:: Instructions to follow ::
Below is a block of records; repeat each one exactly.

(Saved entries)
——————————

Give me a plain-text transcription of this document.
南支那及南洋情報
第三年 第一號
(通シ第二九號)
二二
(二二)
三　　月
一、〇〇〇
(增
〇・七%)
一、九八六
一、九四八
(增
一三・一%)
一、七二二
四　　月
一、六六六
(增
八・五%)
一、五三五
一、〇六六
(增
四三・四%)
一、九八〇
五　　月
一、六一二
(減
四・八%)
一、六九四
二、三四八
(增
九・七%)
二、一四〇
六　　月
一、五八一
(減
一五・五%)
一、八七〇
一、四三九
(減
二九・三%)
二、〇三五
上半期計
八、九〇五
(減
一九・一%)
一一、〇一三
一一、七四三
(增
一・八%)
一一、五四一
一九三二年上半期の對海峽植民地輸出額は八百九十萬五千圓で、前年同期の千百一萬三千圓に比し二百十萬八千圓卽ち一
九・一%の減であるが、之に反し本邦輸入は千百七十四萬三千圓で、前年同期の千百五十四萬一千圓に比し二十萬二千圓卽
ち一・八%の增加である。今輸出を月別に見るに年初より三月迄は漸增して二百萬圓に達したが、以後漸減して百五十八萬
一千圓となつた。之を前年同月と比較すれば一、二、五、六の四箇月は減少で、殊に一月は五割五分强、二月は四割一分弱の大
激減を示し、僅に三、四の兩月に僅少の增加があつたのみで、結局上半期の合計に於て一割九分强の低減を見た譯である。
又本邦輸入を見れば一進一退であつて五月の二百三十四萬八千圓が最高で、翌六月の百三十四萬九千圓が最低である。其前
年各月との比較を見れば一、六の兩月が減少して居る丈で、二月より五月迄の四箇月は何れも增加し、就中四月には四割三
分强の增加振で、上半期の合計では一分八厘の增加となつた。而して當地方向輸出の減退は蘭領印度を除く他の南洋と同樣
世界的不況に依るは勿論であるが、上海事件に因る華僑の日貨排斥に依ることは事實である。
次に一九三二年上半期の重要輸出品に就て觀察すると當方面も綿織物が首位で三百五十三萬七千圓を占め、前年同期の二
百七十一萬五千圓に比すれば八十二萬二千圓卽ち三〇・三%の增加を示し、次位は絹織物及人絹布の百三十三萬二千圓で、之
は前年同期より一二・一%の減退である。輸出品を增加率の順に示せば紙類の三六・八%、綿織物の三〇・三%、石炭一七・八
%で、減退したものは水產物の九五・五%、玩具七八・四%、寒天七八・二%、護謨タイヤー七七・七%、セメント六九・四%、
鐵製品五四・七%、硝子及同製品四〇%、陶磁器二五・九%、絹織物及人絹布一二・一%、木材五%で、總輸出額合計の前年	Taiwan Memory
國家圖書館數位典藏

——————————

:: Written answer ::
Give me a plain-text transcription of this document.
南支那及南洋情報
第三年 第一號
(通シ第二九號)
二二
(二二)
三　　月
一、〇〇〇
(增
〇・七%)
一、九八六
一、九四八
(增
一三・一%)
一、七二二
四　　月
一、六六六
(增
八・五%)
一、五三五
一、〇六六
(增
四三・四%)
一、九八〇
五　　月
一、六一二
(減
四・八%)
一、六九四
二、三四八
(增
九・七%)
二、一四〇
六　　月
一、五八一
(減
一五・五%)
一、八七〇
一、四三九
(減
二九・三%)
二、〇三五
上半期計
八、九〇五
(減
一九・一%)
一一、〇一三
一一、七四三
(增
一・八%)
一一、五四一
一九三二年上半期の對海峽植民地輸出額は八百九十萬五千圓で、前年同期の千百一萬三千圓に比し二百十萬八千圓卽ち一
九・一%の減であるが、之に反し本邦輸入は千百七十四萬三千圓で、前年同期の千百五十四萬一千圓に比し二十萬二千圓卽
ち一・八%の增加である。今輸出を月別に見るに年初より三月迄は漸增して二百萬圓に達したが、以後漸減して百五十八萬
一千圓となつた。之を前年同月と比較すれば一、二、五、六の四箇月は減少で、殊に一月は五割五分强、二月は四割一分弱の大
激減を示し、僅に三、四の兩月に僅少の增加があつたのみで、結局上半期の合計に於て一割九分强の低減を見た譯である。
又本邦輸入を見れば一進一退であつて五月の二百三十四萬八千圓が最高で、翌六月の百三十四萬九千圓が最低である。其前
年各月との比較を見れば一、六の兩月が減少して居る丈で、二月より五月迄の四箇月は何れも增加し、就中四月には四割三
分强の增加振で、上半期の合計では一分八厘の增加となつた。而して當地方向輸出の減退は蘭領印度を除く他の南洋と同樣
世界的不況に依るは勿論であるが、上海事件に因る華僑の日貨排斥に依ることは事實である。
次に一九三二年上半期の重要輸出品に就て觀察すると當方面も綿織物が首位で三百五十三萬七千圓を占め、前年同期の二
百七十一萬五千圓に比すれば八十二萬二千圓卽ち三〇・三%の增加を示し、次位は絹織物及人絹布の百三十三萬二千圓で、之
は前年同期より一二・一%の減退である。輸出品を增加率の順に示せば紙類の三六・八%、綿織物の三〇・三%、石炭一七・八
%で、減退したものは水產物の九五・五%、玩具七八・四%、寒天七八・二%、護謨タイヤー七七・七%、セメント六九・四%、
鐵製品五四・七%、硝子及同製品四〇%、陶磁器二五・九%、絹織物及人絹布一二・一%、木材五%で、總輸出額合計の前年	Taiwan Memory
國家圖書館數位典藏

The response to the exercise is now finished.